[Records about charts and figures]
— BEGIN —

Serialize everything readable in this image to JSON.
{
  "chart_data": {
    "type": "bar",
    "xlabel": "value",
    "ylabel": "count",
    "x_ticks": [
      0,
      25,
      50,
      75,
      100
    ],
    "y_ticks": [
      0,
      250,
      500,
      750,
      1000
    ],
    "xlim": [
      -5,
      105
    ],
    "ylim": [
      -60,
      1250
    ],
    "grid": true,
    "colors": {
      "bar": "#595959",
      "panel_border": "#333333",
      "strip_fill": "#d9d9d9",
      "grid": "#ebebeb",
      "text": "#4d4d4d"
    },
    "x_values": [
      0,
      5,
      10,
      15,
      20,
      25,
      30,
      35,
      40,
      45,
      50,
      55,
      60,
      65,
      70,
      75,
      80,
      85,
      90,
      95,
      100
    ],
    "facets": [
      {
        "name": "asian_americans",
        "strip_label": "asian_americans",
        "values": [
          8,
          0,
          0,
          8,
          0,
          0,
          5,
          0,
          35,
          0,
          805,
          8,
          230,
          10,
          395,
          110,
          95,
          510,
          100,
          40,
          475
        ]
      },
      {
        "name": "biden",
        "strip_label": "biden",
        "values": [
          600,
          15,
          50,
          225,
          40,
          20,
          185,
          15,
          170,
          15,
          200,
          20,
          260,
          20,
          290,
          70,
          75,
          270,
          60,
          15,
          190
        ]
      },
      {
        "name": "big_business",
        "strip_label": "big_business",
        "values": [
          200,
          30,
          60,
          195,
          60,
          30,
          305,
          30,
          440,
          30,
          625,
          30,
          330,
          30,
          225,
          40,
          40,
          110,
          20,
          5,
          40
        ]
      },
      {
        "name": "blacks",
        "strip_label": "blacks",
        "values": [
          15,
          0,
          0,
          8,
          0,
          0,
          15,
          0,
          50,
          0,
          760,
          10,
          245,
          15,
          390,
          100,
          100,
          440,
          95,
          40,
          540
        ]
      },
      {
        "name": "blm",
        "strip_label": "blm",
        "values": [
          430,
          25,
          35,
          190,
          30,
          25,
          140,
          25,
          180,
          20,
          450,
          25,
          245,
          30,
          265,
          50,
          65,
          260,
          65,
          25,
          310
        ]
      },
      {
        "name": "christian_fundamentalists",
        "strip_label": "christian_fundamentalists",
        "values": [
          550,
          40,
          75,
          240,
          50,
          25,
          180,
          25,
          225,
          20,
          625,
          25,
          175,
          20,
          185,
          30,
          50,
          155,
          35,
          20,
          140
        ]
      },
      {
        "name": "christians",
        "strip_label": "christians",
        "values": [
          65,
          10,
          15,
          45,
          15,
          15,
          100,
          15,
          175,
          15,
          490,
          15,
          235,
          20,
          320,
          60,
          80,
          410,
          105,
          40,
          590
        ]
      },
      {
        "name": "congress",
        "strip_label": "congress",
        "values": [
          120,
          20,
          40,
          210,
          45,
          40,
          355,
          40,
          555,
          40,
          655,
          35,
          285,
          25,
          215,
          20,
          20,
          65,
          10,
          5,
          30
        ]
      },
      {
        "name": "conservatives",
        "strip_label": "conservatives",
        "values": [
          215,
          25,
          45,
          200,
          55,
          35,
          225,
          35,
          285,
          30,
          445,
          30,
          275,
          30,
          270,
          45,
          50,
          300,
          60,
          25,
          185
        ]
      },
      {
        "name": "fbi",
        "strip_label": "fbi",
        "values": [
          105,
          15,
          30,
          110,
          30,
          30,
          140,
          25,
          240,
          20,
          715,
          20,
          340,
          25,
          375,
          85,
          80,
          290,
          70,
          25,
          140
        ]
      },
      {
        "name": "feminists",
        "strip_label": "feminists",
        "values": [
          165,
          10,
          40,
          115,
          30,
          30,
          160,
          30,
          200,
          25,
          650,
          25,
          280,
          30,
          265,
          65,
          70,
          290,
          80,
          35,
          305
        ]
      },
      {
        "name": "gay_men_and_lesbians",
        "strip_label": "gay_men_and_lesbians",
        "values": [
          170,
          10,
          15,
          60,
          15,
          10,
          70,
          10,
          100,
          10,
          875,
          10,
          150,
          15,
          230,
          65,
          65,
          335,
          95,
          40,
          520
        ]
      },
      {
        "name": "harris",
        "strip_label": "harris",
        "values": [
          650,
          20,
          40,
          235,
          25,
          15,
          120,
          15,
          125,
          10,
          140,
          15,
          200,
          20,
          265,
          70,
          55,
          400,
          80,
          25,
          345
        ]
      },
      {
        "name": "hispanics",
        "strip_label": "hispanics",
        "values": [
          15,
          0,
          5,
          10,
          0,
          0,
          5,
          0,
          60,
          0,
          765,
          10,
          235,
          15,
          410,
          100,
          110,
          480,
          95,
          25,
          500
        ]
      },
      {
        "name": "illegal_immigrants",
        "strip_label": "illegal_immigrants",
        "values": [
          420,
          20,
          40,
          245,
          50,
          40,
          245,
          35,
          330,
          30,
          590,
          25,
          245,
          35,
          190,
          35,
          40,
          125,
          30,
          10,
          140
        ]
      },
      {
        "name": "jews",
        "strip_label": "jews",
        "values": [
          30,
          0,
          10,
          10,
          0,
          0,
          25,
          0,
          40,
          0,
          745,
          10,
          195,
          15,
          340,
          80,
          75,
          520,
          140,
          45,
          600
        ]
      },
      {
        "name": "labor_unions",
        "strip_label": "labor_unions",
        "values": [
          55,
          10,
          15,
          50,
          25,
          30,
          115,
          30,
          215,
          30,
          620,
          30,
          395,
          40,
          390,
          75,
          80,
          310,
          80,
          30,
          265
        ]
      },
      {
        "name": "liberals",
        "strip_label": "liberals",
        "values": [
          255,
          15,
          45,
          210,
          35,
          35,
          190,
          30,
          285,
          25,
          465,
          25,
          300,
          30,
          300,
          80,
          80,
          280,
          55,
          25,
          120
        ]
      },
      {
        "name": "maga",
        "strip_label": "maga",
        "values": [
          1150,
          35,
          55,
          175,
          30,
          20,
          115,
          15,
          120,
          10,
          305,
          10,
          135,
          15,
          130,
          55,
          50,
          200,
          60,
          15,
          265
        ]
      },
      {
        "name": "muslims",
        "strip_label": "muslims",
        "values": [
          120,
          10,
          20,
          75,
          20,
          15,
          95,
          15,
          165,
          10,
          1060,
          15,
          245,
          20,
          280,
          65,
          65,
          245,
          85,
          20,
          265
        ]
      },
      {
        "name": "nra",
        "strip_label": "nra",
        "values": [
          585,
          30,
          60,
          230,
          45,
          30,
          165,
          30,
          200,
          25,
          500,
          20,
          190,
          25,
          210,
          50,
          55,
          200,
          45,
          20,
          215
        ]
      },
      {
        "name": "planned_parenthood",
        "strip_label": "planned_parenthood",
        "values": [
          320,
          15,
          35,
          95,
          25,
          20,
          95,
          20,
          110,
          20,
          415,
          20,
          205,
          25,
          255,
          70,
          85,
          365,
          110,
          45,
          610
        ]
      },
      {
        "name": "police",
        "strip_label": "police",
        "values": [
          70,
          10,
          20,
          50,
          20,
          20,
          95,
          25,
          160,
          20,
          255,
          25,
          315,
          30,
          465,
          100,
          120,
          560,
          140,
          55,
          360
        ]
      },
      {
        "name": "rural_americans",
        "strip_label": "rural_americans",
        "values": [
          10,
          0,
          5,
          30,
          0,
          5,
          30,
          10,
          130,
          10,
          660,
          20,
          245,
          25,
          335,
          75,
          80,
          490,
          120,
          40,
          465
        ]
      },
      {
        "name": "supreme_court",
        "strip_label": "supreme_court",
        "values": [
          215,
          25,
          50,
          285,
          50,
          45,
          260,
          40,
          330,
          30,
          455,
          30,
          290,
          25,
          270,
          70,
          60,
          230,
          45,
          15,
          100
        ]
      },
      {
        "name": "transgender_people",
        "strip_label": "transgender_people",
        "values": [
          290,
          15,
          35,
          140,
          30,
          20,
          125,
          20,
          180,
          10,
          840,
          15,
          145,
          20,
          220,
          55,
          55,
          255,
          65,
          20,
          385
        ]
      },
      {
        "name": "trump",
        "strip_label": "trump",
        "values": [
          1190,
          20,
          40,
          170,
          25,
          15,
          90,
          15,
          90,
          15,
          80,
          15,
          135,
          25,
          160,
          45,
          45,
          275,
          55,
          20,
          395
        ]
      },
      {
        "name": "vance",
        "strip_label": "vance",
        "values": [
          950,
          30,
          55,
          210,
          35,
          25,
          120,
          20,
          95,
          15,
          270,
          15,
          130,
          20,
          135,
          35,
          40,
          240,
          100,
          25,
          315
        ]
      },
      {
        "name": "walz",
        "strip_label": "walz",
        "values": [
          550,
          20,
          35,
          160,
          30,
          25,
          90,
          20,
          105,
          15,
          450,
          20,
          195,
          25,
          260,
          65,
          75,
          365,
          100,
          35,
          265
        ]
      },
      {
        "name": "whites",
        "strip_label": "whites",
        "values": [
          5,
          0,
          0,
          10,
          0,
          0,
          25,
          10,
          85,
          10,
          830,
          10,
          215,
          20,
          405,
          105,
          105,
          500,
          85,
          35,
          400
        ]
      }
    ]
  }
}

— END —

▸ **SET TASK**:
Collect each line above holding the string "feminists".

▸ **EXERCISE RESPONSE**:
        "name": "feminists",
        "strip_label": "feminists",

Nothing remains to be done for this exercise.